- PROBLEM DESCRIPTION:
Using the material that follows, identify and copy each line with the string "grid".

═══ PROVIDED MATERIAL

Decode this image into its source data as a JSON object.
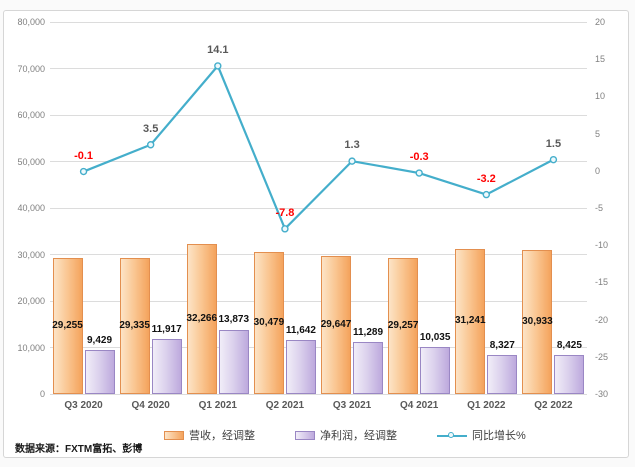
{
  "chart": {
    "source_note": "数据来源：FXTM富拓、彭博"
  },
  "chart_data": {
    "type": "combo-bar-line",
    "title": "",
    "categories": [
      "Q3 2020",
      "Q4 2020",
      "Q1 2021",
      "Q2 2021",
      "Q3 2021",
      "Q4 2021",
      "Q1 2022",
      "Q2 2022"
    ],
    "series": [
      {
        "name": "营收，经调整",
        "type": "bar",
        "axis": "left",
        "values": [
          29255,
          29335,
          32266,
          30479,
          29647,
          29257,
          31241,
          30933
        ],
        "fill_gradient": [
          "#FCE4C7",
          "#F4A35C"
        ],
        "border_color": "#E38F4F"
      },
      {
        "name": "净利润，经调整",
        "type": "bar",
        "axis": "left",
        "values": [
          9429,
          11917,
          13873,
          11642,
          11289,
          10035,
          8327,
          8425
        ],
        "fill_gradient": [
          "#F1EDF8",
          "#BDA9DD"
        ],
        "border_color": "#9A87C4"
      },
      {
        "name": "同比增长%",
        "type": "line",
        "axis": "right",
        "values": [
          -0.1,
          3.5,
          14.1,
          -7.8,
          1.3,
          -0.3,
          -3.2,
          1.5
        ],
        "color": "#44AECB",
        "label_color_positive": "#595959",
        "label_color_negative": "#FF0000"
      }
    ],
    "left_axis": {
      "min": 0,
      "max": 80000,
      "step": 10000
    },
    "right_axis": {
      "min": -30,
      "max": 20,
      "step": 5
    },
    "grid": true,
    "legend_position": "bottom"
  }
}
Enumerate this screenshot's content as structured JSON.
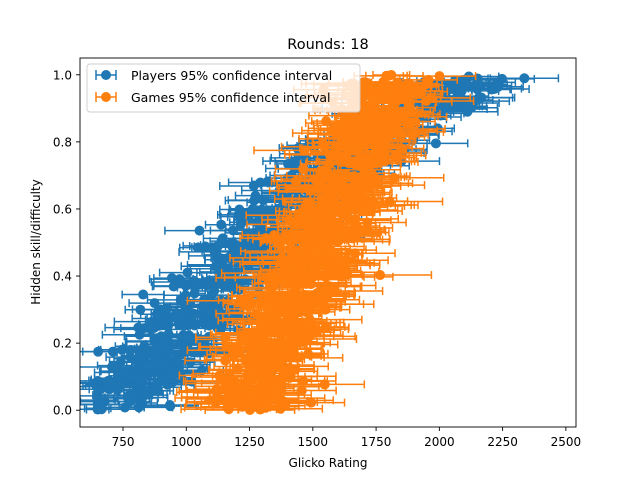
{
  "chart_data": {
    "type": "scatter",
    "title": "Rounds: 18",
    "xlabel": "Glicko Rating",
    "ylabel": "Hidden skill/difficulty",
    "xlim": [
      580,
      2540
    ],
    "ylim": [
      -0.05,
      1.05
    ],
    "xticks": [
      750,
      1000,
      1250,
      1500,
      1750,
      2000,
      2250,
      2500
    ],
    "xtick_labels": [
      "750",
      "1000",
      "1250",
      "1500",
      "1750",
      "2000",
      "2250",
      "2500"
    ],
    "yticks": [
      0.0,
      0.2,
      0.4,
      0.6,
      0.8,
      1.0
    ],
    "ytick_labels": [
      "0.0",
      "0.2",
      "0.4",
      "0.6",
      "0.8",
      "1.0"
    ],
    "legend_position": "top-left",
    "grid": false,
    "series": [
      {
        "name": "Players 95% confidence interval",
        "color": "#1f77b4",
        "style": "errorbar-x",
        "x_range": [
          650,
          2440
        ],
        "trend_points": [
          {
            "x": 700,
            "y": 0.0
          },
          {
            "x": 950,
            "y": 0.2
          },
          {
            "x": 1150,
            "y": 0.4
          },
          {
            "x": 1400,
            "y": 0.6
          },
          {
            "x": 1700,
            "y": 0.8
          },
          {
            "x": 2150,
            "y": 1.0
          }
        ]
      },
      {
        "name": "Games 95% confidence interval",
        "color": "#ff7f0e",
        "style": "errorbar-x",
        "x_range": [
          1120,
          2080
        ],
        "trend_points": [
          {
            "x": 1200,
            "y": 0.0
          },
          {
            "x": 1350,
            "y": 0.2
          },
          {
            "x": 1480,
            "y": 0.4
          },
          {
            "x": 1600,
            "y": 0.6
          },
          {
            "x": 1700,
            "y": 0.8
          },
          {
            "x": 1800,
            "y": 1.0
          }
        ]
      }
    ]
  }
}
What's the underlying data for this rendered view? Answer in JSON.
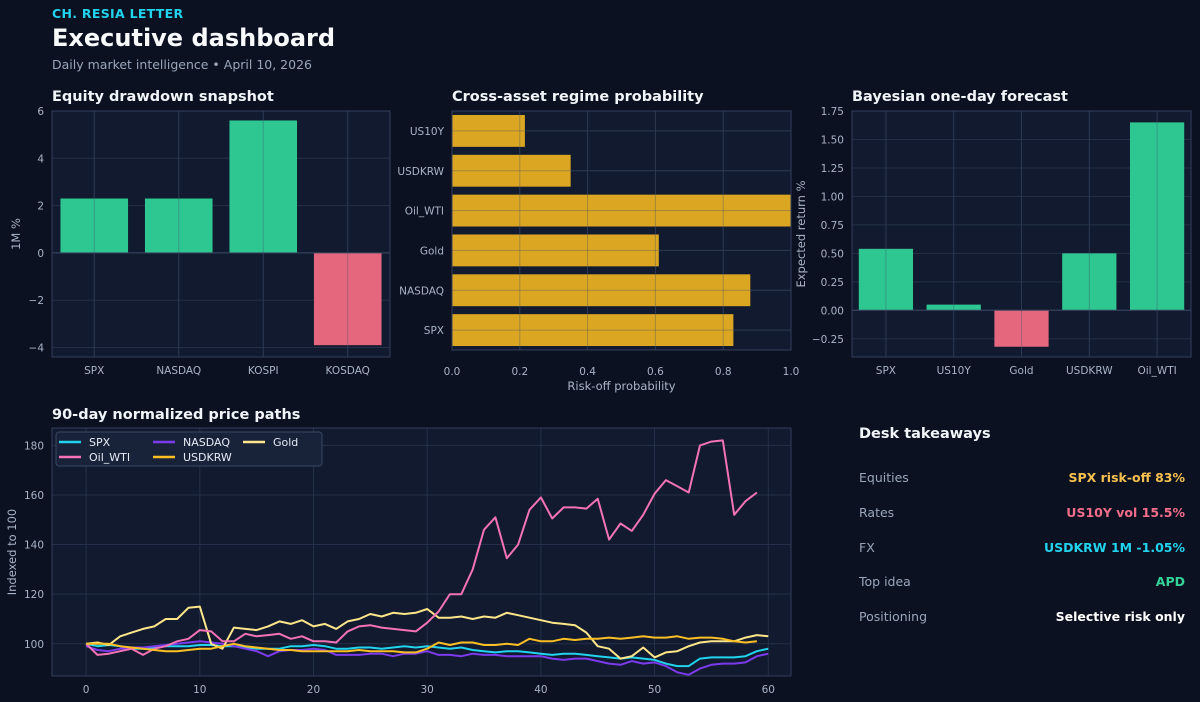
{
  "header": {
    "brand": "CH. RESIA LETTER",
    "title": "Executive dashboard",
    "subtitle": "Daily market intelligence • April 10, 2026"
  },
  "colors": {
    "positive": "#2ec792",
    "negative": "#e5677e",
    "amber": "#dba622",
    "panel": "#111a2e",
    "grid": "#243049"
  },
  "chart_data": [
    {
      "id": "drawdown",
      "type": "bar",
      "title": "Equity drawdown snapshot",
      "categories": [
        "SPX",
        "NASDAQ",
        "KOSPI",
        "KOSDAQ"
      ],
      "values": [
        2.3,
        2.3,
        5.6,
        -3.9
      ],
      "ylabel": "1M %",
      "xlabel": "",
      "ylim": [
        -4.4,
        6
      ],
      "yticks": [
        -4,
        -2,
        0,
        2,
        4,
        6
      ],
      "ytick_labels": [
        "−4",
        "−2",
        "0",
        "2",
        "4",
        "6"
      ],
      "grid": true
    },
    {
      "id": "regime",
      "type": "bar",
      "orientation": "horizontal",
      "title": "Cross-asset regime probability",
      "categories": [
        "SPX",
        "NASDAQ",
        "Gold",
        "Oil_WTI",
        "USDKRW",
        "US10Y"
      ],
      "values": [
        0.83,
        0.88,
        0.61,
        1.0,
        0.35,
        0.215
      ],
      "xlabel": "Risk-off probability",
      "ylabel": "",
      "xlim": [
        0,
        1
      ],
      "xticks": [
        0,
        0.2,
        0.4,
        0.6,
        0.8,
        1.0
      ],
      "xtick_labels": [
        "0.0",
        "0.2",
        "0.4",
        "0.6",
        "0.8",
        "1.0"
      ],
      "grid": true
    },
    {
      "id": "forecast",
      "type": "bar",
      "title": "Bayesian one-day forecast",
      "categories": [
        "SPX",
        "US10Y",
        "Gold",
        "USDKRW",
        "Oil_WTI"
      ],
      "values": [
        0.54,
        0.05,
        -0.32,
        0.5,
        1.65
      ],
      "ylabel": "Expected return %",
      "xlabel": "",
      "ylim": [
        -0.41,
        1.75
      ],
      "yticks": [
        -0.25,
        0,
        0.25,
        0.5,
        0.75,
        1.0,
        1.25,
        1.5,
        1.75
      ],
      "ytick_labels": [
        "−0.25",
        "0.00",
        "0.25",
        "0.50",
        "0.75",
        "1.00",
        "1.25",
        "1.50",
        "1.75"
      ],
      "grid": true
    },
    {
      "id": "paths",
      "type": "line",
      "title": "90-day normalized price paths",
      "ylabel": "Indexed to 100",
      "xlabel": "",
      "xlim": [
        -3,
        62
      ],
      "ylim": [
        87,
        187
      ],
      "xticks": [
        0,
        10,
        20,
        30,
        40,
        50,
        60
      ],
      "yticks": [
        100,
        120,
        140,
        160,
        180
      ],
      "legend": "top-left",
      "grid": true,
      "series": [
        {
          "name": "SPX",
          "color": "#22d3ee",
          "values": [
            100,
            99,
            99.5,
            99,
            98,
            98,
            98.5,
            99,
            99,
            99,
            99.5,
            99.5,
            99,
            99,
            98.5,
            98,
            98,
            98,
            99,
            99,
            99.5,
            99,
            98,
            98,
            98.5,
            98.5,
            98,
            98.5,
            99,
            98.5,
            99,
            98.5,
            98,
            98.5,
            97.5,
            97,
            96.5,
            97,
            97,
            96.5,
            96,
            95.5,
            96,
            96,
            95.5,
            95,
            94.5,
            94,
            94.5,
            94,
            93.5,
            92,
            91,
            91,
            94,
            94.5,
            94.5,
            94.5,
            95,
            97,
            98
          ]
        },
        {
          "name": "NASDAQ",
          "color": "#7c3aed",
          "values": [
            99,
            97.5,
            97,
            98,
            98.5,
            98.5,
            99,
            99.5,
            100,
            100.5,
            101,
            100.5,
            100,
            99,
            98,
            97,
            95,
            97,
            97.5,
            97.5,
            98,
            97.5,
            95.5,
            95.5,
            95.5,
            96,
            96,
            95,
            96,
            96,
            97,
            95.5,
            95.5,
            95,
            96,
            95.5,
            95.5,
            95,
            95,
            95,
            95,
            94,
            93.5,
            94,
            94,
            93,
            92,
            91.5,
            93,
            92,
            92.5,
            91,
            88.5,
            87.5,
            90,
            91.5,
            92,
            92,
            92.5,
            95,
            96
          ]
        },
        {
          "name": "Gold",
          "color": "#fde68a",
          "values": [
            100,
            100.5,
            99.5,
            103,
            104.5,
            106,
            107,
            110,
            110,
            114.5,
            115,
            100,
            98,
            106.5,
            106,
            105.5,
            107,
            109,
            108,
            109.5,
            107,
            108,
            106,
            109,
            110,
            112,
            111,
            112.5,
            112,
            112.5,
            114,
            110.5,
            110.5,
            111,
            110,
            111,
            110.5,
            112.5,
            111.5,
            110.5,
            109.5,
            108.5,
            108,
            107.5,
            104.5,
            99,
            98,
            94,
            95,
            98.5,
            94.5,
            96.5,
            97,
            99,
            100.5,
            101,
            101,
            101,
            102.5,
            103.5,
            103
          ]
        },
        {
          "name": "Oil_WTI",
          "color": "#f472b6",
          "values": [
            100,
            95.5,
            96,
            97,
            98,
            95.5,
            98,
            99,
            101,
            102,
            105.5,
            105,
            101,
            101,
            104,
            103,
            103.5,
            104,
            102,
            103,
            101,
            101,
            100.5,
            105,
            107,
            107.5,
            106.5,
            106,
            105.5,
            105,
            108.5,
            113,
            120,
            120,
            130,
            146,
            151,
            134.5,
            140,
            154,
            159,
            150.5,
            155,
            155,
            154.5,
            158.5,
            142,
            148.5,
            145.5,
            152,
            160.5,
            166,
            163.5,
            161,
            180,
            181.5,
            182,
            152,
            157.5,
            161
          ]
        },
        {
          "name": "USDKRW",
          "color": "#fbbf24",
          "values": [
            100,
            100,
            100,
            99,
            98.5,
            98,
            97.5,
            97,
            97,
            97.5,
            98,
            98,
            99,
            100,
            99,
            98.5,
            98,
            97.5,
            97.5,
            97,
            97,
            97,
            97,
            97,
            97.5,
            97,
            97,
            97,
            96.5,
            96.5,
            98,
            100.5,
            99.5,
            100.5,
            100.5,
            99.5,
            99.5,
            100,
            99.5,
            102,
            101,
            101,
            102,
            101.5,
            102,
            102,
            102.5,
            102,
            102.5,
            103,
            102.5,
            102.5,
            103,
            102,
            102.5,
            102.5,
            102,
            101,
            100.5,
            101
          ]
        }
      ]
    }
  ],
  "takeaways": {
    "title": "Desk takeaways",
    "rows": [
      {
        "label": "Equities",
        "value": "SPX risk-off 83%",
        "color": "#f6c04f"
      },
      {
        "label": "Rates",
        "value": "US10Y vol 15.5%",
        "color": "#f26d8a"
      },
      {
        "label": "FX",
        "value": "USDKRW 1M -1.05%",
        "color": "#22d3ee"
      },
      {
        "label": "Top idea",
        "value": "APD",
        "color": "#34d399"
      },
      {
        "label": "Positioning",
        "value": "Selective risk only",
        "color": "#ffffff"
      }
    ]
  }
}
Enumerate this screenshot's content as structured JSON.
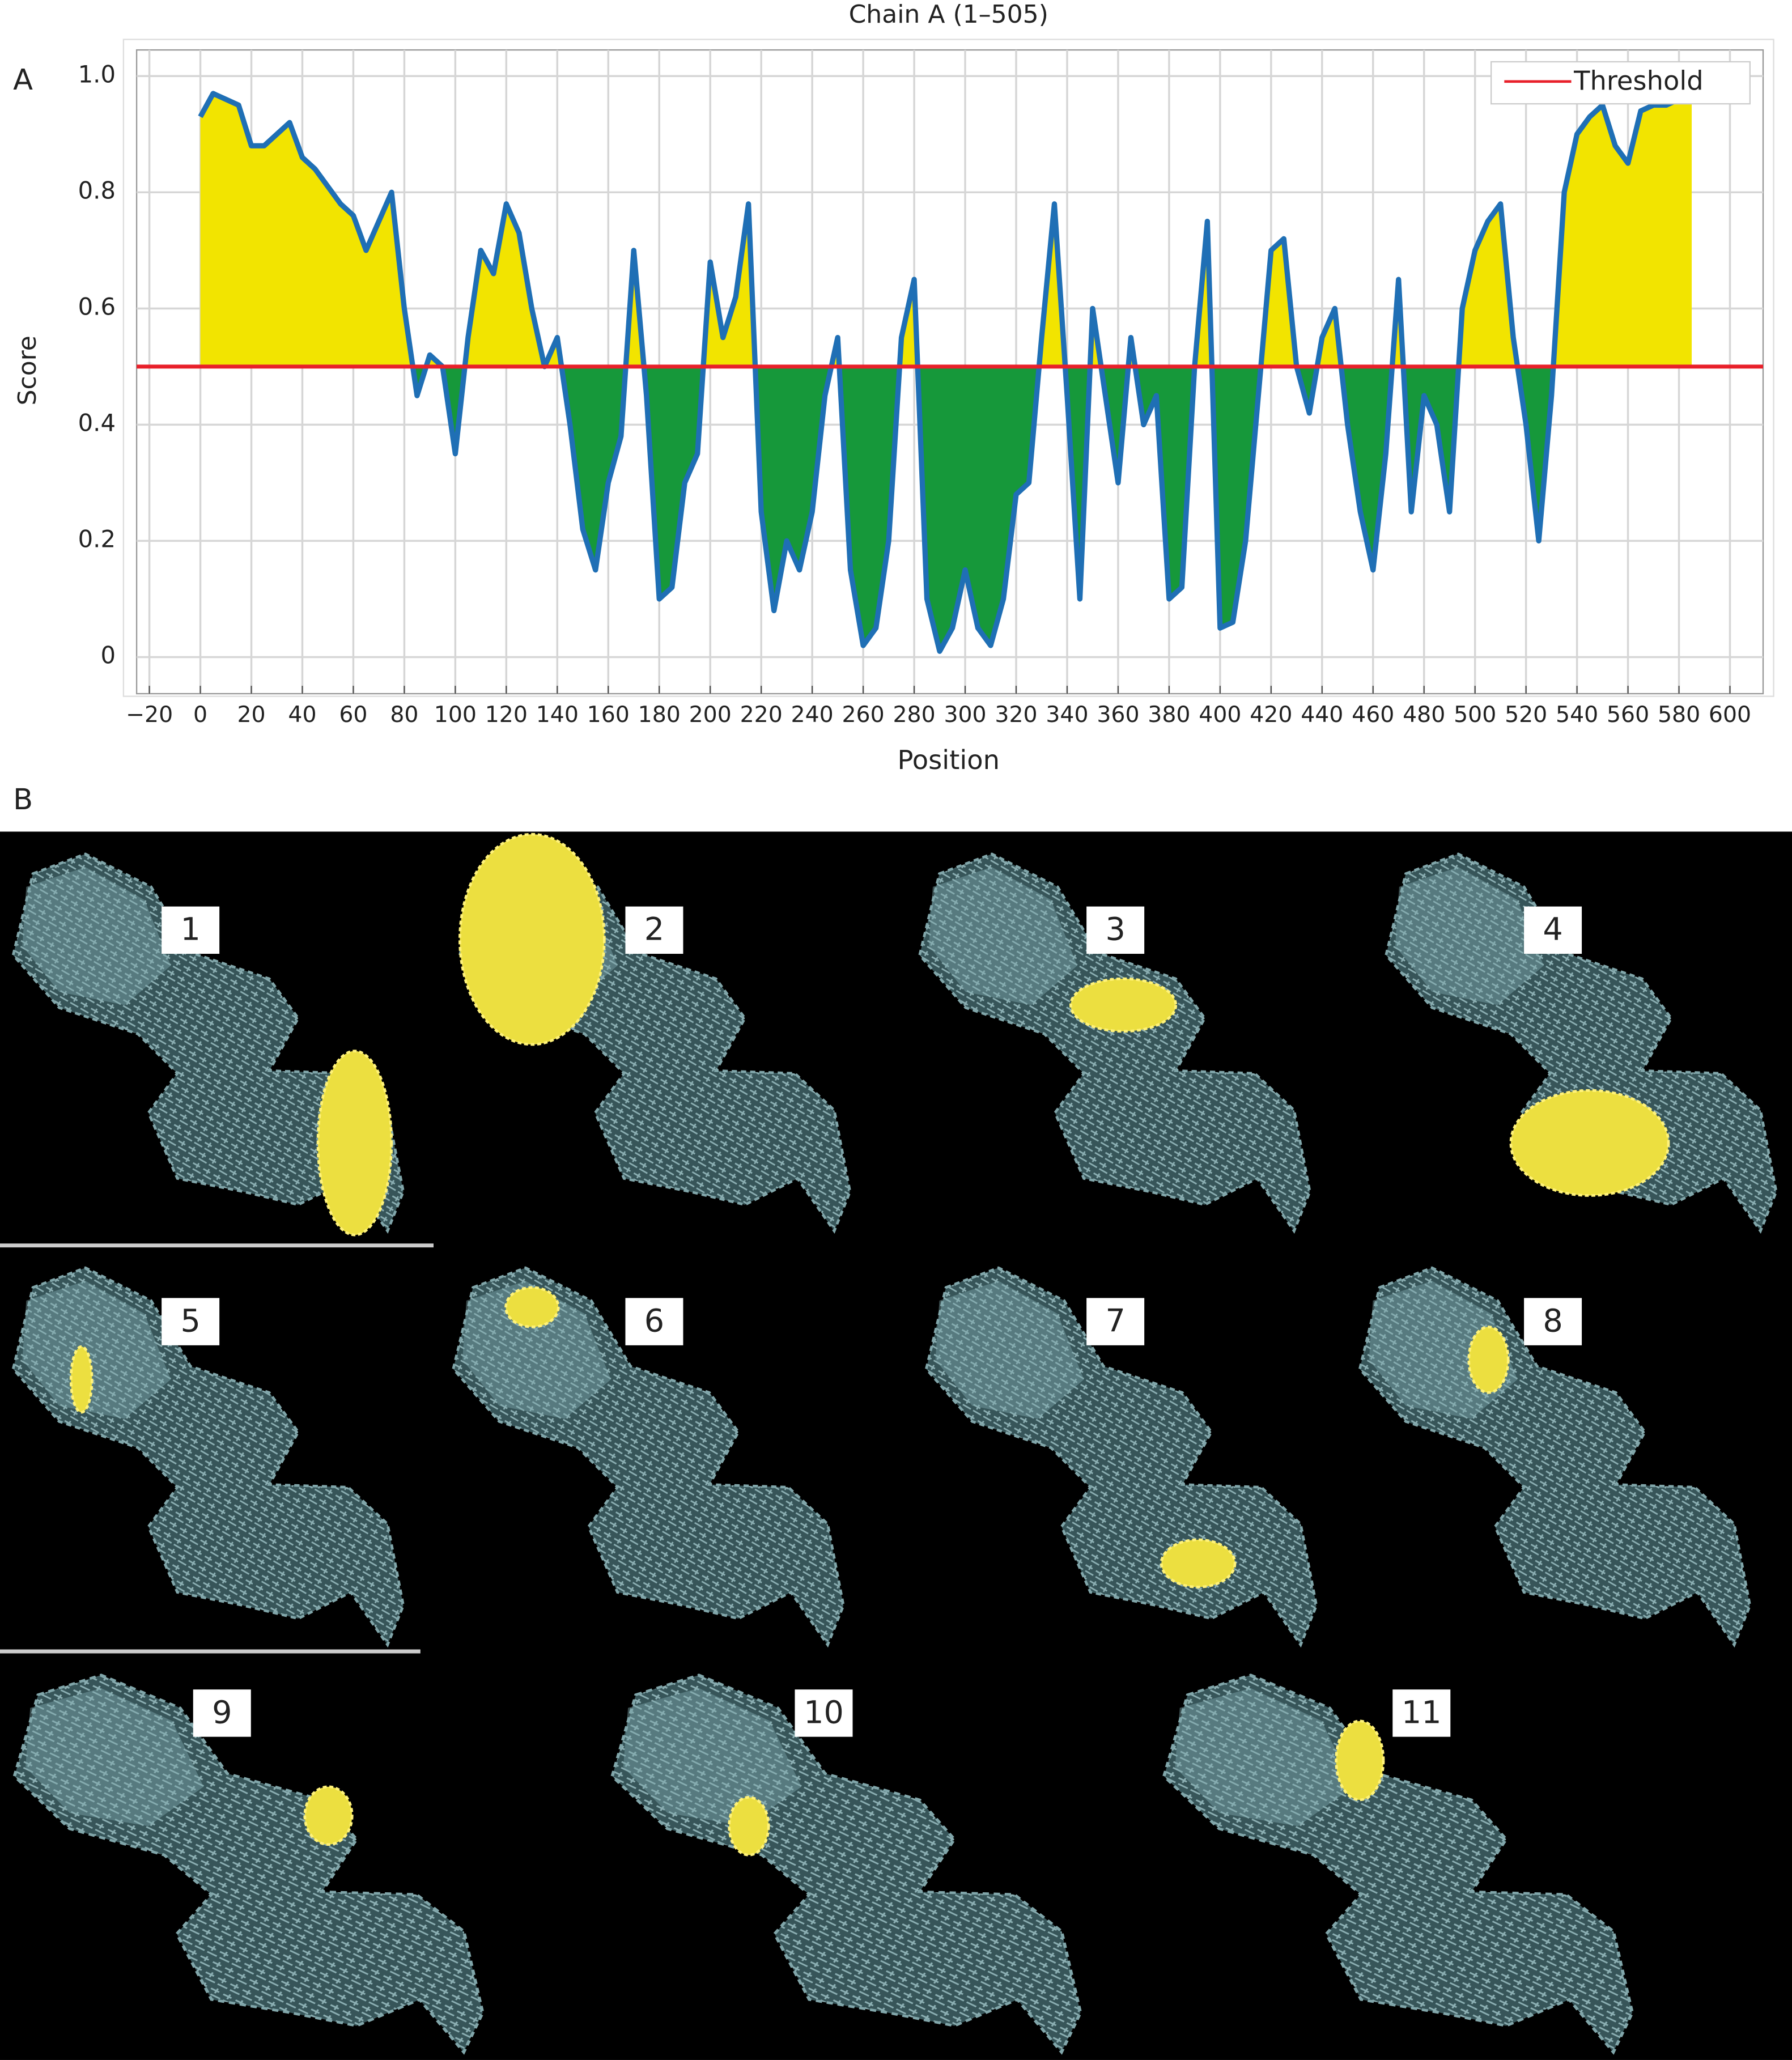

══════

- PROBLEM SOLUTION:
    "grid": true,
    "grid": false,
    "grid": "#243049"
      "grid": true
      "grid": true
      "grid": true
      "grid": true,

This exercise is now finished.